- GIVEN REQUEST:
Restate every line of the material, word for word.

Start

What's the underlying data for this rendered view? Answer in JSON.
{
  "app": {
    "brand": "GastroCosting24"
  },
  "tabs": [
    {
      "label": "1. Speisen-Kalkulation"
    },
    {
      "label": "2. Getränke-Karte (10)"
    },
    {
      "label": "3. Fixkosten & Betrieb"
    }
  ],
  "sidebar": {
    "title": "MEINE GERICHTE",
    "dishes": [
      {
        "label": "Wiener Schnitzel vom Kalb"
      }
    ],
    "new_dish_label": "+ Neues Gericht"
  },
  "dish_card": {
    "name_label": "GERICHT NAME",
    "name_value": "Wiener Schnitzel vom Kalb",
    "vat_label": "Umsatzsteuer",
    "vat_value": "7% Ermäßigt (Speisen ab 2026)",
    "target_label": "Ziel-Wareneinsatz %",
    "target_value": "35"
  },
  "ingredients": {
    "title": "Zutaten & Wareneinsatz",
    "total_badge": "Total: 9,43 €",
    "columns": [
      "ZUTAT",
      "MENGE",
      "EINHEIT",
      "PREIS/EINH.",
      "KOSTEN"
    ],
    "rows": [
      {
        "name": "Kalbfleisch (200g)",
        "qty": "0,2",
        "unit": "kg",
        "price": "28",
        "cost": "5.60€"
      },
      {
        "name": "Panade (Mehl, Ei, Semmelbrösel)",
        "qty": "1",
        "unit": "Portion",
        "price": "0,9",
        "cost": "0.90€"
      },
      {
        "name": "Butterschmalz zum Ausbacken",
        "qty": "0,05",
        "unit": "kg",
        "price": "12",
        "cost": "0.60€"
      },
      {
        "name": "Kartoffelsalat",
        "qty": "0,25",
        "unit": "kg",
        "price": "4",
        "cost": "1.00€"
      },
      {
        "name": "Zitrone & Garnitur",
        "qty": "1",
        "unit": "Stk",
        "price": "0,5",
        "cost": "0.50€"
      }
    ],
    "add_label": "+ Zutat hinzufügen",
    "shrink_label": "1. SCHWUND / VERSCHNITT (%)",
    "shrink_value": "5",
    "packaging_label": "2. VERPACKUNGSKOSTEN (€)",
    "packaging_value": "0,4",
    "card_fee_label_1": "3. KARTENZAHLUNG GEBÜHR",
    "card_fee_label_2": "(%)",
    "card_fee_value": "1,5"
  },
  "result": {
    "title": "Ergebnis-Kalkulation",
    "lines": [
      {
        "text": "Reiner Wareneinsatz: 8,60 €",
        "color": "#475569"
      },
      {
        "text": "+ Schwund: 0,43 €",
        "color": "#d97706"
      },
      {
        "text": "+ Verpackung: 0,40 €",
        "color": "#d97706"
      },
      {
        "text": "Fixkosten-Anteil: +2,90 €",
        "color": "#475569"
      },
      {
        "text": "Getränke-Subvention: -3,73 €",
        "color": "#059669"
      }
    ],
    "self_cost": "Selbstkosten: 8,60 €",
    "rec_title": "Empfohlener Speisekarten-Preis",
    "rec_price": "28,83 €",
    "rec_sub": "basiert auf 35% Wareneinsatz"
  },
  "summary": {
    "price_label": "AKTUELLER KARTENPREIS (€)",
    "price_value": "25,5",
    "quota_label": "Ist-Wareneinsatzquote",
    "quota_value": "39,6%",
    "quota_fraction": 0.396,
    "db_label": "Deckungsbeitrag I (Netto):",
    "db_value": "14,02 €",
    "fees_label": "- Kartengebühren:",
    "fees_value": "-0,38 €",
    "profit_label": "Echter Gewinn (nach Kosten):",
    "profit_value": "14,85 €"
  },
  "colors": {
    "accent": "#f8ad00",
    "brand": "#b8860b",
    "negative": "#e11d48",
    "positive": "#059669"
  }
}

End

- WRITTEN SOLUTION:
What's the underlying data for this rendered view? Answer in JSON.
{
  "app": {
    "brand": "GastroCosting24"
  },
  "tabs": [
    {
      "label": "1. Speisen-Kalkulation"
    },
    {
      "label": "2. Getränke-Karte (10)"
    },
    {
      "label": "3. Fixkosten & Betrieb"
    }
  ],
  "sidebar": {
    "title": "MEINE GERICHTE",
    "dishes": [
      {
        "label": "Wiener Schnitzel vom Kalb"
      }
    ],
    "new_dish_label": "+ Neues Gericht"
  },
  "dish_card": {
    "name_label": "GERICHT NAME",
    "name_value": "Wiener Schnitzel vom Kalb",
    "vat_label": "Umsatzsteuer",
    "vat_value": "7% Ermäßigt (Speisen ab 2026)",
    "target_label": "Ziel-Wareneinsatz %",
    "target_value": "35"
  },
  "ingredients": {
    "title": "Zutaten & Wareneinsatz",
    "total_badge": "Total: 9,43 €",
    "columns": [
      "ZUTAT",
      "MENGE",
      "EINHEIT",
      "PREIS/EINH.",
      "KOSTEN"
    ],
    "rows": [
      {
        "name": "Kalbfleisch (200g)",
        "qty": "0,2",
        "unit": "kg",
        "price": "28",
        "cost": "5.60€"
      },
      {
        "name": "Panade (Mehl, Ei, Semmelbrösel)",
        "qty": "1",
        "unit": "Portion",
        "price": "0,9",
        "cost": "0.90€"
      },
      {
        "name": "Butterschmalz zum Ausbacken",
        "qty": "0,05",
        "unit": "kg",
        "price": "12",
        "cost": "0.60€"
      },
      {
        "name": "Kartoffelsalat",
        "qty": "0,25",
        "unit": "kg",
        "price": "4",
        "cost": "1.00€"
      },
      {
        "name": "Zitrone & Garnitur",
        "qty": "1",
        "unit": "Stk",
        "price": "0,5",
        "cost": "0.50€"
      }
    ],
    "add_label": "+ Zutat hinzufügen",
    "shrink_label": "1. SCHWUND / VERSCHNITT (%)",
    "shrink_value": "5",
    "packaging_label": "2. VERPACKUNGSKOSTEN (€)",
    "packaging_value": "0,4",
    "card_fee_label_1": "3. KARTENZAHLUNG GEBÜHR",
    "card_fee_label_2": "(%)",
    "card_fee_value": "1,5"
  },
  "result": {
    "title": "Ergebnis-Kalkulation",
    "lines": [
      {
        "text": "Reiner Wareneinsatz: 8,60 €",
        "color": "#475569"
      },
      {
        "text": "+ Schwund: 0,43 €",
        "color": "#d97706"
      },
      {
        "text": "+ Verpackung: 0,40 €",
        "color": "#d97706"
      },
      {
        "text": "Fixkosten-Anteil: +2,90 €",
        "color": "#475569"
      },
      {
        "text": "Getränke-Subvention: -3,73 €",
        "color": "#059669"
      }
    ],
    "self_cost": "Selbstkosten: 8,60 €",
    "rec_title": "Empfohlener Speisekarten-Preis",
    "rec_price": "28,83 €",
    "rec_sub": "basiert auf 35% Wareneinsatz"
  },
  "summary": {
    "price_label": "AKTUELLER KARTENPREIS (€)",
    "price_value": "25,5",
    "quota_label": "Ist-Wareneinsatzquote",
    "quota_value": "39,6%",
    "quota_fraction": 0.396,
    "db_label": "Deckungsbeitrag I (Netto):",
    "db_value": "14,02 €",
    "fees_label": "- Kartengebühren:",
    "fees_value": "-0,38 €",
    "profit_label": "Echter Gewinn (nach Kosten):",
    "profit_value": "14,85 €"
  },
  "colors": {
    "accent": "#f8ad00",
    "brand": "#b8860b",
    "negative": "#e11d48",
    "positive": "#059669"
  }
}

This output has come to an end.